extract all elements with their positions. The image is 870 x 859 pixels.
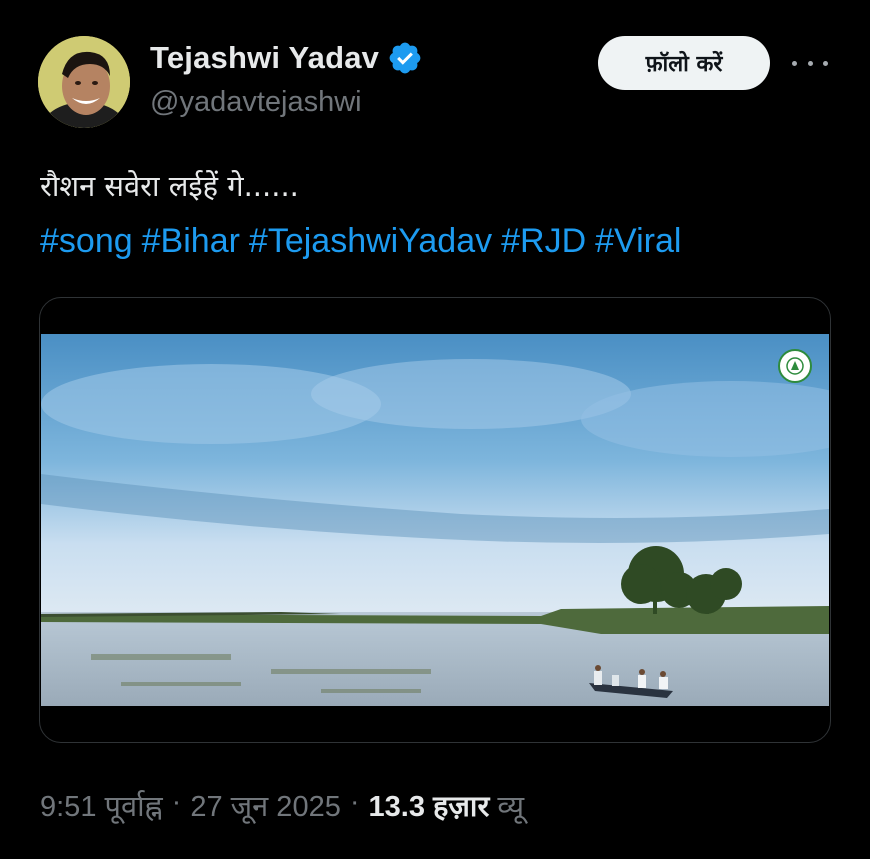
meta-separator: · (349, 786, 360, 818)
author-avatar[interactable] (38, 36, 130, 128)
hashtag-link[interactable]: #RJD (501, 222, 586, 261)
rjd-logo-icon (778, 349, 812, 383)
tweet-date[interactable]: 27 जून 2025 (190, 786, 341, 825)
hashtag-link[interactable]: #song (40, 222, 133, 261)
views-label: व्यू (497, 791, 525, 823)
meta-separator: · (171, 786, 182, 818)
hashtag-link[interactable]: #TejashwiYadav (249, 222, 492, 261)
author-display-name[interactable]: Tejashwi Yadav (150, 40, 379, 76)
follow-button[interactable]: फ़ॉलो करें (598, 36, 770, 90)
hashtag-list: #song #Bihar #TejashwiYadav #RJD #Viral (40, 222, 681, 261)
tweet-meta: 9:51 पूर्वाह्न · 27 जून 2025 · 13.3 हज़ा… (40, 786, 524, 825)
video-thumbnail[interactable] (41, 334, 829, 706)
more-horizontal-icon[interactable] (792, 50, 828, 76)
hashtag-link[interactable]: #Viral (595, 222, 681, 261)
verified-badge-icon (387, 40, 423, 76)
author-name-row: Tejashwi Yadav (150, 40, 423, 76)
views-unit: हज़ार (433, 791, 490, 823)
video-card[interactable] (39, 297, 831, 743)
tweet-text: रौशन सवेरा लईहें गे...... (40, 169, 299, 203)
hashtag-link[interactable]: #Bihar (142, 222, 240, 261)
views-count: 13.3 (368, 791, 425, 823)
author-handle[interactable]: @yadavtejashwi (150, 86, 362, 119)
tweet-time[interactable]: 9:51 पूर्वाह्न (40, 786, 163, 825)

--

(Work required): Where a line of the data contains "icon", copy that line.

(Response):
rjd-logo-icon (778, 349, 812, 383)
more-horizontal-icon[interactable] (792, 50, 828, 76)
verified-badge-icon (387, 40, 423, 76)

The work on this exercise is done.